Task to complete.
Write out every line of the material exactly as it appears.

(Records that describe figures)
##############################

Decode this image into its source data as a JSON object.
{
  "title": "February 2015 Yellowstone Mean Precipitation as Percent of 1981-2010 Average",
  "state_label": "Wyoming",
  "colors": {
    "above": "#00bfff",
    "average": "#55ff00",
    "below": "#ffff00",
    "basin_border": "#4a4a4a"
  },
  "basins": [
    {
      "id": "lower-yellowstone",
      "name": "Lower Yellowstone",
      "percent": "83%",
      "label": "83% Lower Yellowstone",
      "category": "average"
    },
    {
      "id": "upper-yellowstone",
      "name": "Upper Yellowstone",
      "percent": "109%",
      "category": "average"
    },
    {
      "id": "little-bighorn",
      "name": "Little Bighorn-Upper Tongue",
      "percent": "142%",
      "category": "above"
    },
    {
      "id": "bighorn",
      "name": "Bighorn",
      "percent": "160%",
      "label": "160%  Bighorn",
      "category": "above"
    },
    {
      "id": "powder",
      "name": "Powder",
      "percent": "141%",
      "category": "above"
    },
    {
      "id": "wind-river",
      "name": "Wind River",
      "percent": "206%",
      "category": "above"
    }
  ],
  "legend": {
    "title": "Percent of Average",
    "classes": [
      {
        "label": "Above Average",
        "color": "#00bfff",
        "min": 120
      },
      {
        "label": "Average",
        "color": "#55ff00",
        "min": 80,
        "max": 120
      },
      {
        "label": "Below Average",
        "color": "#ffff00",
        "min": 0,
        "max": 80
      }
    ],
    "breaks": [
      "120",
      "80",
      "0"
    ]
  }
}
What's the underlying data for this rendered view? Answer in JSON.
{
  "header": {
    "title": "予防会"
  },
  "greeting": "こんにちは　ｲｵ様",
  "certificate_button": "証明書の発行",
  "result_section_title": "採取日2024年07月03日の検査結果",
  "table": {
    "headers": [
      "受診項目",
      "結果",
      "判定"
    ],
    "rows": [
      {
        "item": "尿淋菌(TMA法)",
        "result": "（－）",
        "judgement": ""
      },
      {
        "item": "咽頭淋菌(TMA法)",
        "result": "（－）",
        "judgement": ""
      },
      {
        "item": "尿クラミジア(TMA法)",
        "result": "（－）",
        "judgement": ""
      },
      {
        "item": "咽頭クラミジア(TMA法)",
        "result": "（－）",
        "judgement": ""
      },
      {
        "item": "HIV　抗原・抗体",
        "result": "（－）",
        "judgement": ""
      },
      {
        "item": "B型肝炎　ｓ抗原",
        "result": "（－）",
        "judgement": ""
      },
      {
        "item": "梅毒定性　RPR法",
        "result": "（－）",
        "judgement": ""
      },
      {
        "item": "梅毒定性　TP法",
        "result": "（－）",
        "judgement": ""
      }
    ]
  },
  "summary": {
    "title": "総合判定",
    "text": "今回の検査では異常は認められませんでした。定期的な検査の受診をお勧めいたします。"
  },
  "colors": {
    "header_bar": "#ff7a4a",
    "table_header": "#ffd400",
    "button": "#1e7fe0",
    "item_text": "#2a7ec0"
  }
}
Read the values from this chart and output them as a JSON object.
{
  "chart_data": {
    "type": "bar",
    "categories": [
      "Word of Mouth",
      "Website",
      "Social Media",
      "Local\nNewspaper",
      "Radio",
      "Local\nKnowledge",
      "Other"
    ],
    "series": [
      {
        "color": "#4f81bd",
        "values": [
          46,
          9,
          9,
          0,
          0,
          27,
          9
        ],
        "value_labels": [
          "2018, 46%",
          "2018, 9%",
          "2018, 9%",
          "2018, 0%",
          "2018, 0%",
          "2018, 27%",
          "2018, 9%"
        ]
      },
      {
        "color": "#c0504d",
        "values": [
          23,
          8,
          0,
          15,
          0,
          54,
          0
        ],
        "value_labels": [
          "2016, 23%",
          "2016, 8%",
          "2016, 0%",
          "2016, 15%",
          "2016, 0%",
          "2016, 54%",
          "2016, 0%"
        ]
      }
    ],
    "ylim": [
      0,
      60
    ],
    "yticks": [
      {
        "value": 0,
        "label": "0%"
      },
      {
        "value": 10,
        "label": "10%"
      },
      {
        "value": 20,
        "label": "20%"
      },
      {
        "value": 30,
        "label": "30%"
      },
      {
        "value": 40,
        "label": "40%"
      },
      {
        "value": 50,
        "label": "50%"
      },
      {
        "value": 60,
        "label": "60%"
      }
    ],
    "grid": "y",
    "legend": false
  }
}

##############################

The result.
Decode this image into its source data as a JSON object.
{
  "title": "February 2015 Yellowstone Mean Precipitation as Percent of 1981-2010 Average",
  "state_label": "Wyoming",
  "colors": {
    "above": "#00bfff",
    "average": "#55ff00",
    "below": "#ffff00",
    "basin_border": "#4a4a4a"
  },
  "basins": [
    {
      "id": "lower-yellowstone",
      "name": "Lower Yellowstone",
      "percent": "83%",
      "label": "83% Lower Yellowstone",
      "category": "average"
    },
    {
      "id": "upper-yellowstone",
      "name": "Upper Yellowstone",
      "percent": "109%",
      "category": "average"
    },
    {
      "id": "little-bighorn",
      "name": "Little Bighorn-Upper Tongue",
      "percent": "142%",
      "category": "above"
    },
    {
      "id": "bighorn",
      "name": "Bighorn",
      "percent": "160%",
      "label": "160%  Bighorn",
      "category": "above"
    },
    {
      "id": "powder",
      "name": "Powder",
      "percent": "141%",
      "category": "above"
    },
    {
      "id": "wind-river",
      "name": "Wind River",
      "percent": "206%",
      "category": "above"
    }
  ],
  "legend": {
    "title": "Percent of Average",
    "classes": [
      {
        "label": "Above Average",
        "color": "#00bfff",
        "min": 120
      },
      {
        "label": "Average",
        "color": "#55ff00",
        "min": 80,
        "max": 120
      },
      {
        "label": "Below Average",
        "color": "#ffff00",
        "min": 0,
        "max": 80
      }
    ],
    "breaks": [
      "120",
      "80",
      "0"
    ]
  }
}
What's the underlying data for this rendered view? Answer in JSON.
{
  "header": {
    "title": "予防会"
  },
  "greeting": "こんにちは　ｲｵ様",
  "certificate_button": "証明書の発行",
  "result_section_title": "採取日2024年07月03日の検査結果",
  "table": {
    "headers": [
      "受診項目",
      "結果",
      "判定"
    ],
    "rows": [
      {
        "item": "尿淋菌(TMA法)",
        "result": "（－）",
        "judgement": ""
      },
      {
        "item": "咽頭淋菌(TMA法)",
        "result": "（－）",
        "judgement": ""
      },
      {
        "item": "尿クラミジア(TMA法)",
        "result": "（－）",
        "judgement": ""
      },
      {
        "item": "咽頭クラミジア(TMA法)",
        "result": "（－）",
        "judgement": ""
      },
      {
        "item": "HIV　抗原・抗体",
        "result": "（－）",
        "judgement": ""
      },
      {
        "item": "B型肝炎　ｓ抗原",
        "result": "（－）",
        "judgement": ""
      },
      {
        "item": "梅毒定性　RPR法",
        "result": "（－）",
        "judgement": ""
      },
      {
        "item": "梅毒定性　TP法",
        "result": "（－）",
        "judgement": ""
      }
    ]
  },
  "summary": {
    "title": "総合判定",
    "text": "今回の検査では異常は認められませんでした。定期的な検査の受診をお勧めいたします。"
  },
  "colors": {
    "header_bar": "#ff7a4a",
    "table_header": "#ffd400",
    "button": "#1e7fe0",
    "item_text": "#2a7ec0"
  }
}
Read the values from this chart and output them as a JSON object.
{
  "chart_data": {
    "type": "bar",
    "categories": [
      "Word of Mouth",
      "Website",
      "Social Media",
      "Local\nNewspaper",
      "Radio",
      "Local\nKnowledge",
      "Other"
    ],
    "series": [
      {
        "color": "#4f81bd",
        "values": [
          46,
          9,
          9,
          0,
          0,
          27,
          9
        ],
        "value_labels": [
          "2018, 46%",
          "2018, 9%",
          "2018, 9%",
          "2018, 0%",
          "2018, 0%",
          "2018, 27%",
          "2018, 9%"
        ]
      },
      {
        "color": "#c0504d",
        "values": [
          23,
          8,
          0,
          15,
          0,
          54,
          0
        ],
        "value_labels": [
          "2016, 23%",
          "2016, 8%",
          "2016, 0%",
          "2016, 15%",
          "2016, 0%",
          "2016, 54%",
          "2016, 0%"
        ]
      }
    ],
    "ylim": [
      0,
      60
    ],
    "yticks": [
      {
        "value": 0,
        "label": "0%"
      },
      {
        "value": 10,
        "label": "10%"
      },
      {
        "value": 20,
        "label": "20%"
      },
      {
        "value": 30,
        "label": "30%"
      },
      {
        "value": 40,
        "label": "40%"
      },
      {
        "value": 50,
        "label": "50%"
      },
      {
        "value": 60,
        "label": "60%"
      }
    ],
    "grid": "y",
    "legend": false
  }
}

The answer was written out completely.